◆ WHAT IS ASKED
Collect the lines of the entries where "Xích" shows up.

◆ THE DATA
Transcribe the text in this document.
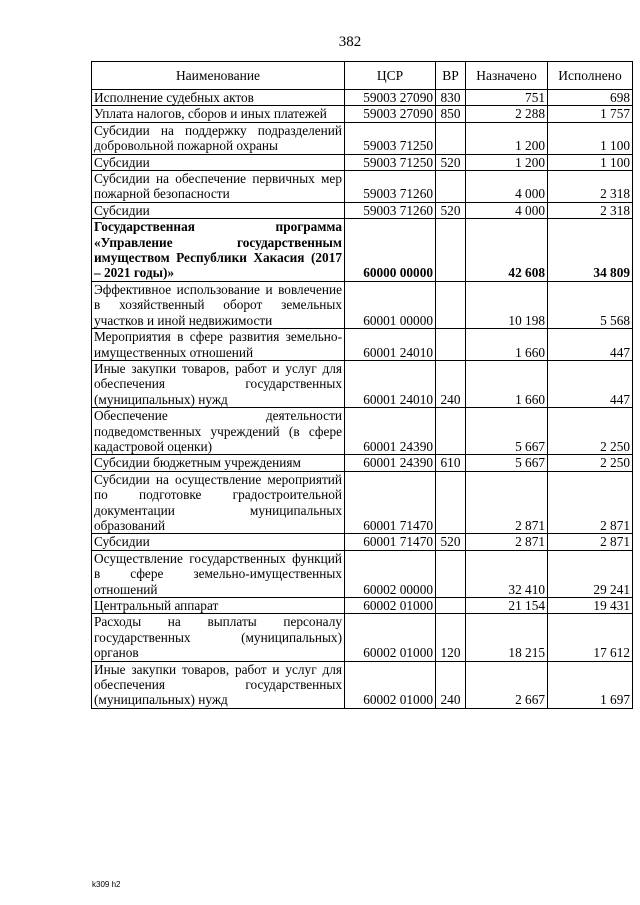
382
Наименование	ЦСР	ВР	Назначено	Исполнено
Исполнение судебных актов	59003 27090	830	751	698
Уплата налогов, сборов и иных платежей	59003 27090	850	2 288	1 757
Субсидии на поддержку подразделений добровольной пожарной охраны	59003 71250		1 200	1 100
Субсидии	59003 71250	520	1 200	1 100
Субсидии на обеспечение первичных мер пожарной безопасности	59003 71260		4 000	2 318
Субсидии	59003 71260	520	4 000	2 318
Государственная программа «Управление государственным имуществом Республики Хакасия (2017 – 2021 годы)»	60000 00000		42 608	34 809
Эффективное использование и вовлечение в хозяйственный оборот земельных участков и иной недвижимости	60001 00000		10 198	5 568
Мероприятия в сфере развития земельно-имущественных отношений	60001 24010		1 660	447
Иные закупки товаров, работ и услуг для обеспечения государственных (муниципальных) нужд	60001 24010	240	1 660	447
Обеспечение деятельности подведомственных учреждений (в сфере кадастровой оценки)	60001 24390		5 667	2 250
Субсидии бюджетным учреждениям	60001 24390	610	5 667	2 250
Субсидии на осуществление мероприятий по подготовке градостроительной документации муниципальных образований	60001 71470		2 871	2 871
Субсидии	60001 71470	520	2 871	2 871
Осуществление государственных функций в сфере земельно-имущественных отношений	60002 00000		32 410	29 241
Центральный аппарат	60002 01000		21 154	19 431
Расходы на выплаты персоналу государственных (муниципальных) органов	60002 01000	120	18 215	17 612
Иные закупки товаров, работ и услуг для обеспечения государственных (муниципальных) нужд	60002 01000	240	2 667	1 697
k309 h2
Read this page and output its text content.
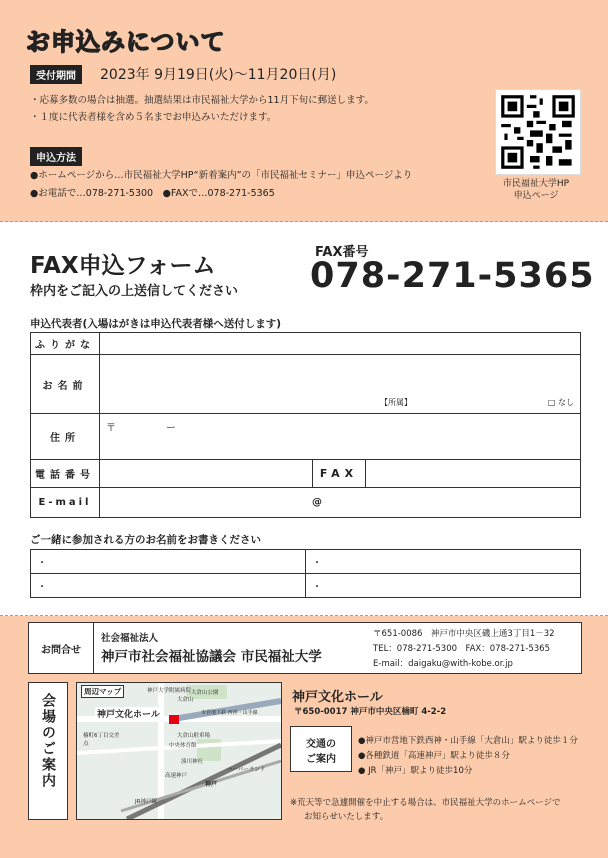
お申込みについて
受付期間	2023年 9月19日(火)〜11月20日(月)
・応募多数の場合は抽選。抽選結果は市民福祉大学から11月下旬に郵送します。
・１度に代表者様を含め５名までお申込みいただけます。
申込方法
●ホームページから…市民福祉大学HP“新着案内”の「市民福祉セミナー」申込ページより
●お電話で…078-271-5300　●FAXで…078-271-5365
市民福祉大学HP
申込ページ
FAX申込フォーム
枠内をご記入の上送信してください
FAX番号
078-271-5365
申込代表者(入場はがきは申込代表者様へ送付します)
ふりがな			
お名前	【所属】 □ なし		

住所	〒　　　　　ー		
電話番号		FAX	
E-mail	@		
ご一緒に参加される方のお名前をお書きください
・	・
・	・
お問合せ
社会福祉法人
神戸市社会福祉協議会 市民福祉大学
〒651-0086　神戸市中央区磯上通3丁目1－32
TEL：078-271-5300　FAX：078-271-5365
E-mail：daigaku@with-kobe.or.jp
会場のご案内
周辺マップ
神戸文化ホール
神戸大学附属病院 大倉山公園
大倉山駐車場
中央体育館
湊川神社
高速神戸
神戸
JR神戸線
ハーバーランド
市営地下鉄 西神・山手線
大倉山
楠町6丁目交差点
神戸文化ホール
〒650-0017 神戸市中央区楠町 4-2-2
交通の
ご案内
●神戸市営地下鉄西神・山手線「大倉山」駅より徒歩１分
●各種鉄道「高速神戸」駅より徒歩８分
● JR「神戸」駅より徒歩10分
※荒天等で急遽開催を中止する場合は、市民福祉大学のホームページで
お知らせいたします。
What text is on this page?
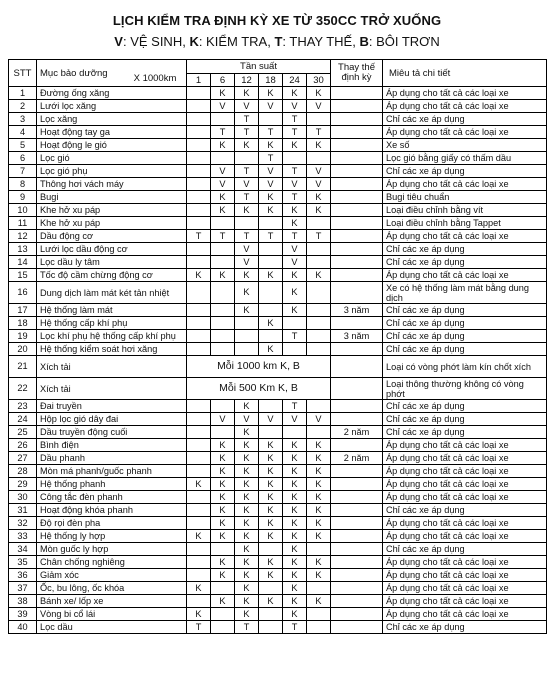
LỊCH KIỂM TRA ĐỊNH KỲ XE TỪ 350CC TRỞ XUỐNG
V: VỆ SINH, K: KIỂM TRA, T: THAY THẾ, B: BÔI TRƠN
STT	Mục bảo dưỡng	Tần suất						Thay thế định kỳ	Miêu tả chi tiết
		1	6	12	18	24	30		
1	Đường ống xăng		K	K	K	K	K		Áp dụng cho tất cả các loại xe
2	Lưới lọc xăng		V	V	V	V	V		Áp dụng cho tất cả các loại xe
3	Lọc xăng			T		T			Chỉ các xe áp dụng
4	Hoạt động tay ga		T	T	T	T	T		Áp dụng cho tất cả các loại xe
5	Hoạt động le gió		K	K	K	K	K		Xe số
6	Lọc gió				T				Lọc gió bằng giấy có thấm dầu
7	Lọc gió phụ		V	T	V	T	V		Chỉ các xe áp dụng
8	Thông hơi vách máy		V	V	V	V	V		Áp dụng cho tất cả các loại xe
9	Bugi		K	T	K	T	K		Bugi tiêu chuẩn
10	Khe hở xu páp		K	K	K	K	K		Loại điều chỉnh bằng vít
11	Khe hở xu páp					K			Loại điều chỉnh bằng Tappet
12	Dầu động cơ	T	T	T	T	T	T		Áp dụng cho tất cả các loại xe
13	Lưới lọc dầu động cơ			V		V			Chỉ các xe áp dụng
14	Lọc dầu ly tâm			V		V			Chỉ các xe áp dụng
15	Tốc độ cầm chừng động cơ	K	K	K	K	K	K		Áp dụng cho tất cả các loại xe
16	Dung dịch làm mát két tản nhiệt			K		K			Xe có hệ thống làm mát bằng dung dịch
17	Hệ thống làm mát			K		K		3 năm	Chỉ các xe áp dụng
18	Hệ thống cấp khí phụ				K				Chỉ các xe áp dụng
19	Lọc khí phụ hệ thống cấp khí phụ					T		3 năm	Chỉ các xe áp dụng
20	Hệ thống kiểm soát hơi xăng				K				Chỉ các xe áp dụng
21	Xích tải	Mỗi 1000 km K, B							Loại có vòng phớt làm kín chốt xích
22	Xích tải	Mỗi 500 Km K, B							Loại thông thường không có vòng phớt
23	Đai truyền			K		T			Chỉ các xe áp dụng
24	Hộp lọc gió dây đai		V	V	V	V	V		Chỉ các xe áp dụng
25	Dầu truyền động cuối			K				2 năm	Chỉ các xe áp dụng
26	Bình điện		K	K	K	K	K		Áp dụng cho tất cả các loại xe
27	Dầu phanh		K	K	K	K	K	2 năm	Áp dụng cho tất cả các loại xe
28	Mòn má phanh/guốc phanh		K	K	K	K	K		Áp dụng cho tất cả các loại xe
29	Hệ thống phanh	K	K	K	K	K	K		Áp dụng cho tất cả các loại xe
30	Công tắc đèn phanh		K	K	K	K	K		Áp dụng cho tất cả các loại xe
31	Hoạt động khóa phanh		K	K	K	K	K		Chỉ các xe áp dụng
32	Độ rọi đèn pha		K	K	K	K	K		Áp dụng cho tất cả các loại xe
33	Hệ thống ly hợp	K	K	K	K	K	K		Áp dụng cho tất cả các loại xe
34	Mòn guốc ly hợp			K		K			Chỉ các xe áp dụng
35	Chân chống nghiêng		K	K	K	K	K		Áp dụng cho tất cả các loại xe
36	Giảm xóc		K	K	K	K	K		Áp dụng cho tất cả các loại xe
37	Ốc, bu lông, ốc khóa	K		K		K			Áp dụng cho tất cả các loại xe
38	Bánh xe/ lốp xe		K	K	K	K	K		Áp dụng cho tất cả các loại xe
39	Vòng bi cổ lái	K		K		K			Áp dụng cho tất cả các loại xe
40	Lọc dầu	T		T		T			Chỉ các xe áp dụng
X 1000km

◆ RESULT OF THIS EXERCISE
21	Xích tải	Mỗi 1000 km K, B							Loại có vòng phớt làm kín chốt xích
22	Xích tải	Mỗi 500 Km K, B							Loại thông thường không có vòng phớt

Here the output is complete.